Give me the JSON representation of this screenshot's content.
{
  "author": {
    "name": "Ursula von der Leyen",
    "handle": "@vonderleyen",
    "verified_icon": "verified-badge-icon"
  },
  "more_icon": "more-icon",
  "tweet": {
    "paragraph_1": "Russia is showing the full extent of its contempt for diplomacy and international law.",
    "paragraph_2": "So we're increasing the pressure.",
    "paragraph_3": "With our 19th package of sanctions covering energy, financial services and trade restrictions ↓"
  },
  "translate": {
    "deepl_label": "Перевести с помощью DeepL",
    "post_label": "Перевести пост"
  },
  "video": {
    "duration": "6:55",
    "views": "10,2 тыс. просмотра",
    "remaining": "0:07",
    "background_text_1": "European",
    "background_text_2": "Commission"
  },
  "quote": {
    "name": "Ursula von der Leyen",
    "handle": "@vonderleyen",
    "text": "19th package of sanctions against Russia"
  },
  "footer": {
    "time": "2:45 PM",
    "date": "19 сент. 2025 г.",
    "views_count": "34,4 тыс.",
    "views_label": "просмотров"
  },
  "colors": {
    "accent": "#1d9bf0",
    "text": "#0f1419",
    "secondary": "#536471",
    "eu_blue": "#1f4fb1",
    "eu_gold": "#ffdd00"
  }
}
* * *
Task statement: Extract lines where the string "Russia" occurs.

Correct output:
    "paragraph_1": "Russia is showing the full extent of its contempt for diplomacy and international law.",
    "text": "19th package of sanctions against Russia"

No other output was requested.